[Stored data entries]
· · · · · · ·

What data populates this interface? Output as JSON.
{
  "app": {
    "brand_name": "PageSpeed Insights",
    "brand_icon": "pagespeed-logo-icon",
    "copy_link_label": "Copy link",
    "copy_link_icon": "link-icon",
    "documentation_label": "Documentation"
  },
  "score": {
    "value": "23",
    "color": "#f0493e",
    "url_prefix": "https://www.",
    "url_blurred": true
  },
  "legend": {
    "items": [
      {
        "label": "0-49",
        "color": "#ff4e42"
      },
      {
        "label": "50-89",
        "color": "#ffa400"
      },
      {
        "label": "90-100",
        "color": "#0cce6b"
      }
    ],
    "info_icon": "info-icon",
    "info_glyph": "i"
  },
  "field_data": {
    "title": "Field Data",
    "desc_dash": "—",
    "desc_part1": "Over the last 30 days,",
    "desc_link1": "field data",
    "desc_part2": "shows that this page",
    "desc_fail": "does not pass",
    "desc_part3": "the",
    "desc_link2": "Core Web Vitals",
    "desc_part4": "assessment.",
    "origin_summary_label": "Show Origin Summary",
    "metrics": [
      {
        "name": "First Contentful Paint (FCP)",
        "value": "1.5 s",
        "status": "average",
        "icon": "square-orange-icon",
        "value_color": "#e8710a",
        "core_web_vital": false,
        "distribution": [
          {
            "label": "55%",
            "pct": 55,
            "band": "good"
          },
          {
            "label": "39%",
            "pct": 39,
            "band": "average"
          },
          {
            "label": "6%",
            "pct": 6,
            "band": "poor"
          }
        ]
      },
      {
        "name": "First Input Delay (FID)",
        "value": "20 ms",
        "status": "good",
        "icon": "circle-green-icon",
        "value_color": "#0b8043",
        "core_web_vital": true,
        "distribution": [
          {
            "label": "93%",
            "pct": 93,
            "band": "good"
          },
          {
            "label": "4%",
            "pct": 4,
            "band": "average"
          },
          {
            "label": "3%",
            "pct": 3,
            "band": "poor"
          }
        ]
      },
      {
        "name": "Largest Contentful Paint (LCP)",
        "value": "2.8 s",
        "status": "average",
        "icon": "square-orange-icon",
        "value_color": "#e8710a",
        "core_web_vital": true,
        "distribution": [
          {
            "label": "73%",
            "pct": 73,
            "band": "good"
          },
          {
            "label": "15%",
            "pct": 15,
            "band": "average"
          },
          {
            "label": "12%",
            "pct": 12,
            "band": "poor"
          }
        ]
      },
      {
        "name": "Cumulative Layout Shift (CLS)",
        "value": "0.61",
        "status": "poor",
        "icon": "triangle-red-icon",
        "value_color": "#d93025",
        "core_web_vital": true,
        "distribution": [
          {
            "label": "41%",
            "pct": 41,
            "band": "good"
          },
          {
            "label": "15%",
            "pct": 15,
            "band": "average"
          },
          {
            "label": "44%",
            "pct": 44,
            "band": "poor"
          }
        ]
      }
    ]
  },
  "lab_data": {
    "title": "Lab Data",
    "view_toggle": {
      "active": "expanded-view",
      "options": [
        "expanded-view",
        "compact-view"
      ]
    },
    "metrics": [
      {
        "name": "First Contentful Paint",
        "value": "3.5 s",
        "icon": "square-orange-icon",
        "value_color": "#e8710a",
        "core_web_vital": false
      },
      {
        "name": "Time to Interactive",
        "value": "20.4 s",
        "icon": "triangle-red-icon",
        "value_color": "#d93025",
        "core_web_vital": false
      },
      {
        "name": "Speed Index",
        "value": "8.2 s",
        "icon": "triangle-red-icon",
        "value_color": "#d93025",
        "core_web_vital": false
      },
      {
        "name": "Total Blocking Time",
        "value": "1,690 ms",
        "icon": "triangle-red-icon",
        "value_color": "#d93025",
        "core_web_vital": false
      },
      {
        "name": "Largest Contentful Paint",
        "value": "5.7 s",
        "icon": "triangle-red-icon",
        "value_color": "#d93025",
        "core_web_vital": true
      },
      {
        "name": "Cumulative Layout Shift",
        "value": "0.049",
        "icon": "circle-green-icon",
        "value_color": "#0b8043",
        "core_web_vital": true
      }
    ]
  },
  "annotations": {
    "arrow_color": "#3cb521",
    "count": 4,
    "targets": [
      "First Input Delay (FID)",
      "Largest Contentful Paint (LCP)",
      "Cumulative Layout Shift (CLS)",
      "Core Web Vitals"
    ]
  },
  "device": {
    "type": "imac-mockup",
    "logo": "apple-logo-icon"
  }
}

· · · · · · ·

WHAT THE TASK REQUIRES:
Examine the data above and state how many of its lines contain the word "Contentful", with no further remarks.

RESULT OF THE TASK:
5